* **EXERCISE INSTRUCTIONS**:
Which lines below hold the word "want"? Report each one.

* **PROVIDED MATERIAL**:

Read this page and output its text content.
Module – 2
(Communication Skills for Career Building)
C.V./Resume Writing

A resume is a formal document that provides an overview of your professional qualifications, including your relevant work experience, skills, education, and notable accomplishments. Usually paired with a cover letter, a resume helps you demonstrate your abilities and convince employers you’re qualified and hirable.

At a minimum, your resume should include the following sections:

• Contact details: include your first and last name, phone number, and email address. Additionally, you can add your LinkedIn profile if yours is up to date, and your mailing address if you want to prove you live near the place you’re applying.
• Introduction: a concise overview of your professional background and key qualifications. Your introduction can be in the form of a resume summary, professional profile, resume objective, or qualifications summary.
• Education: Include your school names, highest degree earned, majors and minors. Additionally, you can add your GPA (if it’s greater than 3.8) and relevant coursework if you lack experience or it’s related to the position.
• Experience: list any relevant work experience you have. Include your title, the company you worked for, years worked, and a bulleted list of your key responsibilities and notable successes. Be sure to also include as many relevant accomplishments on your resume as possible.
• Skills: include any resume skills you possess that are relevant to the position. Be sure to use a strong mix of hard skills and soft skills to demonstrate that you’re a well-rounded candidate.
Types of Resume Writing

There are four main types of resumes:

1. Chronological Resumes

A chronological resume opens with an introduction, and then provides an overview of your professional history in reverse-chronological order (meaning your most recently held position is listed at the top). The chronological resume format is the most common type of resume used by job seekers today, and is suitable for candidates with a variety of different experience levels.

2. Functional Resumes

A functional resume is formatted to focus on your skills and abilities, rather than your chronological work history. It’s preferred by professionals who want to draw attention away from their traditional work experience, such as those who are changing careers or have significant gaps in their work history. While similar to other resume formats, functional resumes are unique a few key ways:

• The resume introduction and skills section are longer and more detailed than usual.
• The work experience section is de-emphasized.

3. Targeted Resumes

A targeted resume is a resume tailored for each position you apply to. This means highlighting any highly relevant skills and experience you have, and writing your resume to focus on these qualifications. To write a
---
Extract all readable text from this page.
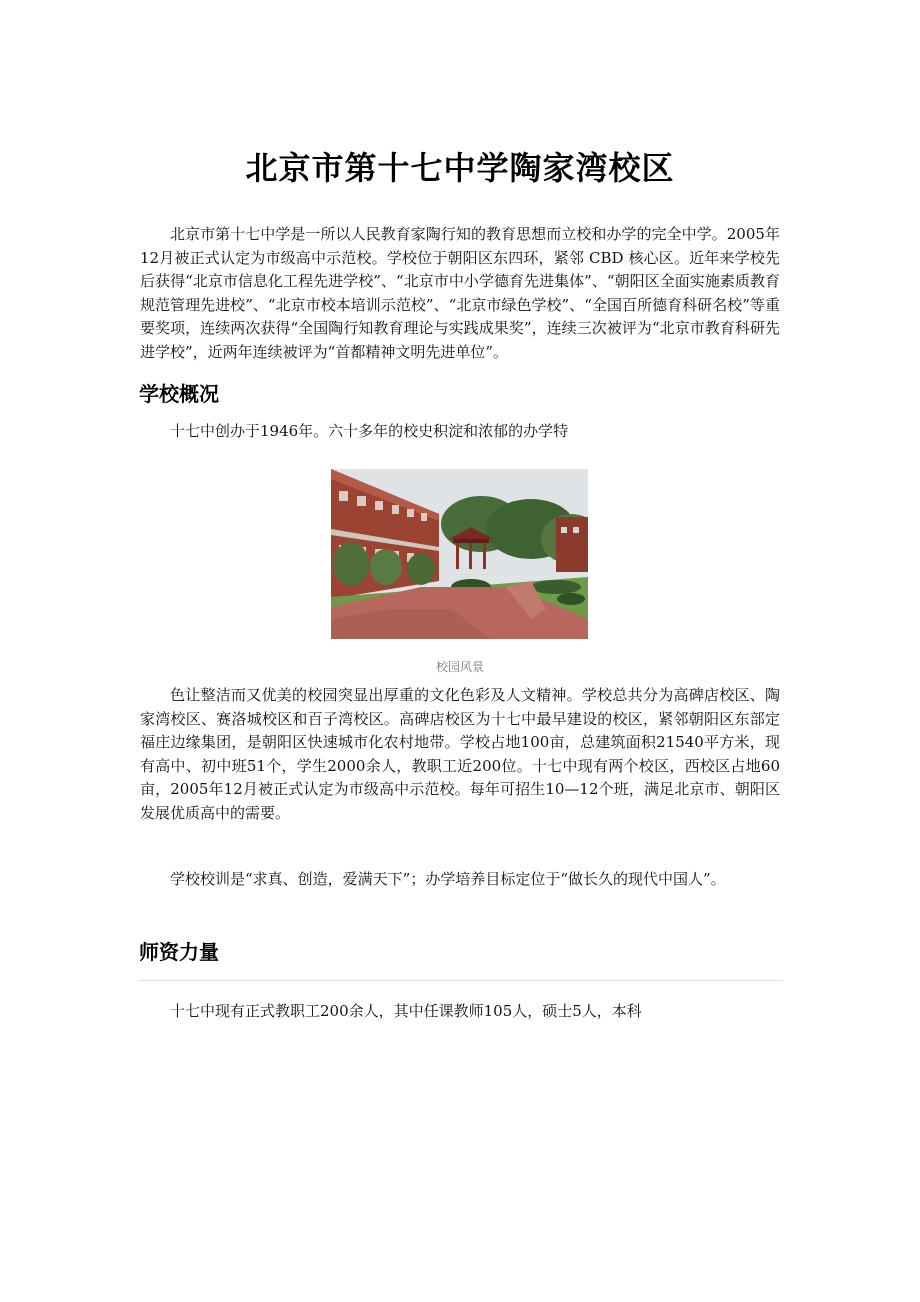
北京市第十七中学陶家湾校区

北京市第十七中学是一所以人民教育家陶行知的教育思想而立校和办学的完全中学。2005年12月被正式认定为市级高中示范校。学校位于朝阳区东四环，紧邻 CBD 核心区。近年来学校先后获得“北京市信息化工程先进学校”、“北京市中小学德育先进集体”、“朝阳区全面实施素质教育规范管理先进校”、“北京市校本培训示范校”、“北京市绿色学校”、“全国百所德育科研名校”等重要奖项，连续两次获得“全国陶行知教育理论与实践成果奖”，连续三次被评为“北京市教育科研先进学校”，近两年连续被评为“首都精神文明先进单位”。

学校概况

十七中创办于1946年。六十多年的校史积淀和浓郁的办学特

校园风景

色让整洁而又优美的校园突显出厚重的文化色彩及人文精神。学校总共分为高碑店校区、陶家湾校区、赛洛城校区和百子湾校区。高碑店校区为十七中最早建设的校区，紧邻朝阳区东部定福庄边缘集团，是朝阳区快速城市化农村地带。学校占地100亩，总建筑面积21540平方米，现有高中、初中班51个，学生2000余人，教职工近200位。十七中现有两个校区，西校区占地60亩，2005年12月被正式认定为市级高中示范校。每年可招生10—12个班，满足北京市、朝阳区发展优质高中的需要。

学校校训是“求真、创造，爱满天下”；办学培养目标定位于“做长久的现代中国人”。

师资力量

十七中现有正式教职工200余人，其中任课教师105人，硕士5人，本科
...
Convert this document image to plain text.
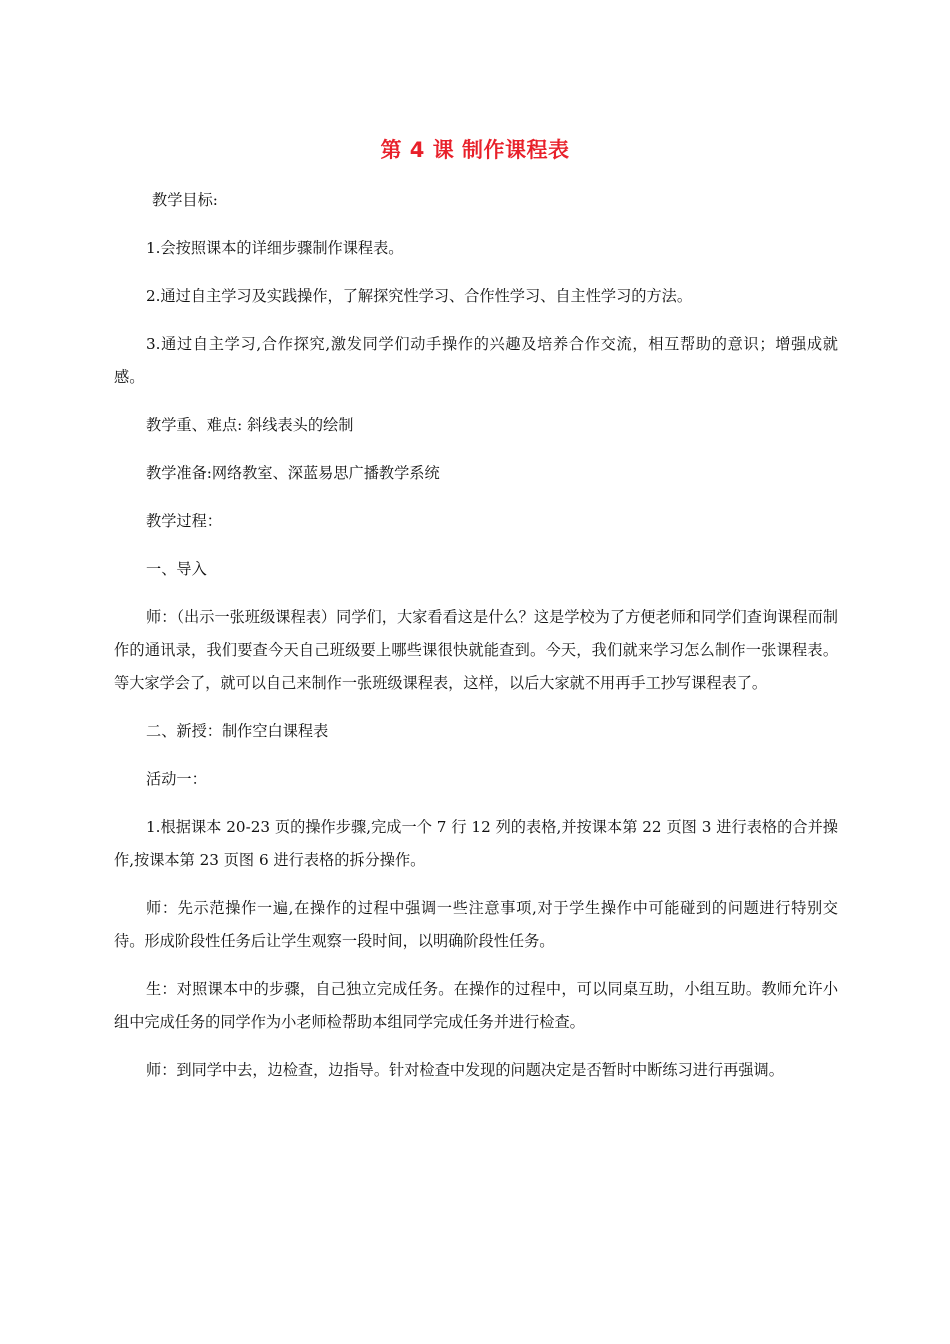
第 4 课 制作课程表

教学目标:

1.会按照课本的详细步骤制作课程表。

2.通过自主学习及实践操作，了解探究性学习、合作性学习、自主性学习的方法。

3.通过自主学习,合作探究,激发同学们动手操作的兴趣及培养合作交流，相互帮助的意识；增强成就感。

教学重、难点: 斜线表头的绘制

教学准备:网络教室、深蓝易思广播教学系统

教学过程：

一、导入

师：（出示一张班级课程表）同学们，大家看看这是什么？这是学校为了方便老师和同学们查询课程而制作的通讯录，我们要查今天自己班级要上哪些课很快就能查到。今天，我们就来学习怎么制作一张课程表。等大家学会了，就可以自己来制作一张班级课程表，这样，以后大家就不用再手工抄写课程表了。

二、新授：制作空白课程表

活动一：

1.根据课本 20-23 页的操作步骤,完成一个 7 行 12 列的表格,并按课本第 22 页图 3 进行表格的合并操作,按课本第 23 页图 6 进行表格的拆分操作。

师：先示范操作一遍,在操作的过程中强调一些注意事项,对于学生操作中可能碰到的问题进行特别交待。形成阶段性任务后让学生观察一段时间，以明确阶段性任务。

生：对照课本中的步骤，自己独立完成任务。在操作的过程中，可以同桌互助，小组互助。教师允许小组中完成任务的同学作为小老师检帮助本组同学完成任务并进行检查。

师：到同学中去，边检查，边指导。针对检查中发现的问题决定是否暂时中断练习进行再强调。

* **TASK ANSWER**:
• Contact details: include your first and last name, phone number, and email address. Additionally, you can add your LinkedIn profile if yours is up to date, and your mailing address if you want to prove you live near the place you’re applying.
A functional resume is formatted to focus on your skills and abilities, rather than your chronological work history. It’s preferred by professionals who want to draw attention away from their traditional work experience, such as those who are changing careers or have significant gaps in their work history. While similar to other resume formats, functional resumes are unique a few key ways:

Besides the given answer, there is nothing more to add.